**Available records:**
########

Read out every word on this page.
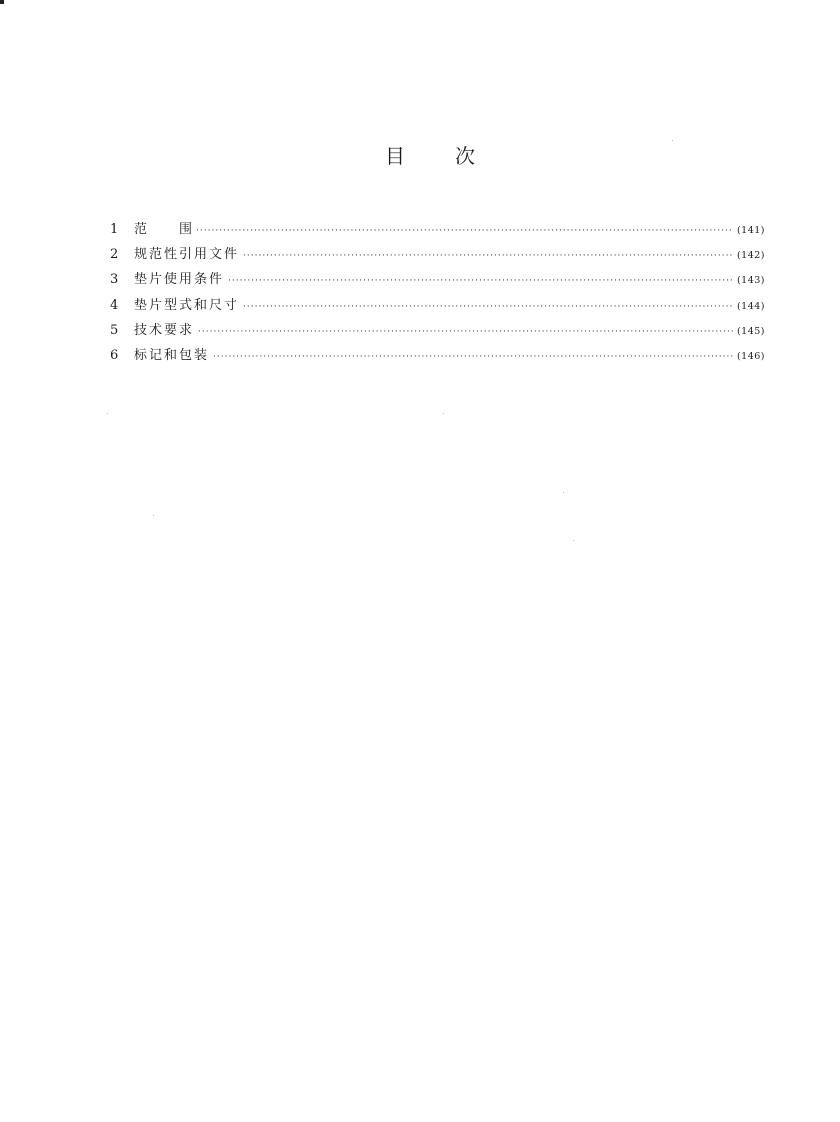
目	次
1	范 围 ·····	(141)
2	规范性引用文件 ·····	(142)
3	垫片使用条件 ·····	(143)
4	垫片型式和尺寸 ·····	(144)
5	技术要求 ·····	(145)
6	标记和包装 ·····	(146)
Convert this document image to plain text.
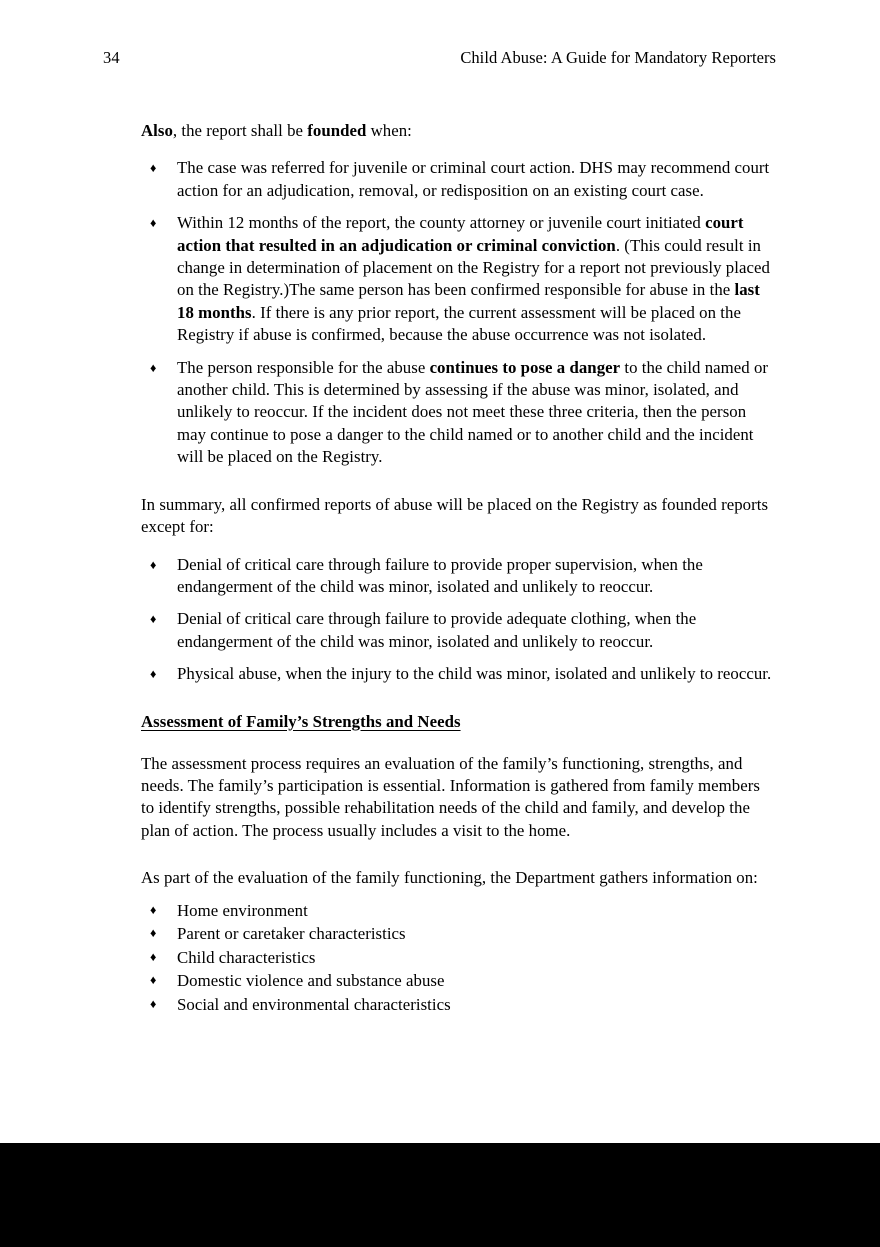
34	Child Abuse: A Guide for Mandatory Reporters

Also, the report shall be founded when:

♦ The case was referred for juvenile or criminal court action. DHS may recommend court action for an adjudication, removal, or redisposition on an existing court case.
♦ Within 12 months of the report, the county attorney or juvenile court initiated court action that resulted in an adjudication or criminal conviction. (This could result in change in determination of placement on the Registry for a report not previously placed on the Registry.)The same person has been confirmed responsible for abuse in the last 18 months. If there is any prior report, the current assessment will be placed on the Registry if abuse is confirmed, because the abuse occurrence was not isolated.
♦ The person responsible for the abuse continues to pose a danger to the child named or another child. This is determined by assessing if the abuse was minor, isolated, and unlikely to reoccur. If the incident does not meet these three criteria, then the person may continue to pose a danger to the child named or to another child and the incident will be placed on the Registry.

In summary, all confirmed reports of abuse will be placed on the Registry as founded reports except for:

♦ Denial of critical care through failure to provide proper supervision, when the endangerment of the child was minor, isolated and unlikely to reoccur.
♦ Denial of critical care through failure to provide adequate clothing, when the endangerment of the child was minor, isolated and unlikely to reoccur.
♦ Physical abuse, when the injury to the child was minor, isolated and unlikely to reoccur.
Assessment of Family’s Strengths and Needs

The assessment process requires an evaluation of the family’s functioning, strengths, and needs. The family’s participation is essential. Information is gathered from family members to identify strengths, possible rehabilitation needs of the child and family, and develop the plan of action. The process usually includes a visit to the home.

As part of the evaluation of the family functioning, the Department gathers information on:

♦ Home environment
♦ Parent or caretaker characteristics
♦ Child characteristics
♦ Domestic violence and substance abuse
♦ Social and environmental characteristics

########

**Stated exercise:**
Retype exactly, and only, the lines from the one containing "Convert this document image to plain text." through the end of the material, leaving aside every picture.

**Exercise answer:**
Convert this document image to plain text.
34	Child Abuse: A Guide for Mandatory Reporters

Also, the report shall be founded when:

♦ The case was referred for juvenile or criminal court action. DHS may recommend court action for an adjudication, removal, or redisposition on an existing court case.
♦ Within 12 months of the report, the county attorney or juvenile court initiated court action that resulted in an adjudication or criminal conviction. (This could result in change in determination of placement on the Registry for a report not previously placed on the Registry.)The same person has been confirmed responsible for abuse in the last 18 months. If there is any prior report, the current assessment will be placed on the Registry if abuse is confirmed, because the abuse occurrence was not isolated.
♦ The person responsible for the abuse continues to pose a danger to the child named or another child. This is determined by assessing if the abuse was minor, isolated, and unlikely to reoccur. If the incident does not meet these three criteria, then the person may continue to pose a danger to the child named or to another child and the incident will be placed on the Registry.

In summary, all confirmed reports of abuse will be placed on the Registry as founded reports except for:

♦ Denial of critical care through failure to provide proper supervision, when the endangerment of the child was minor, isolated and unlikely to reoccur.
♦ Denial of critical care through failure to provide adequate clothing, when the endangerment of the child was minor, isolated and unlikely to reoccur.
♦ Physical abuse, when the injury to the child was minor, isolated and unlikely to reoccur.
Assessment of Family’s Strengths and Needs

The assessment process requires an evaluation of the family’s functioning, strengths, and needs. The family’s participation is essential. Information is gathered from family members to identify strengths, possible rehabilitation needs of the child and family, and develop the plan of action. The process usually includes a visit to the home.

As part of the evaluation of the family functioning, the Department gathers information on:

♦ Home environment
♦ Parent or caretaker characteristics
♦ Child characteristics
♦ Domestic violence and substance abuse
♦ Social and environmental characteristics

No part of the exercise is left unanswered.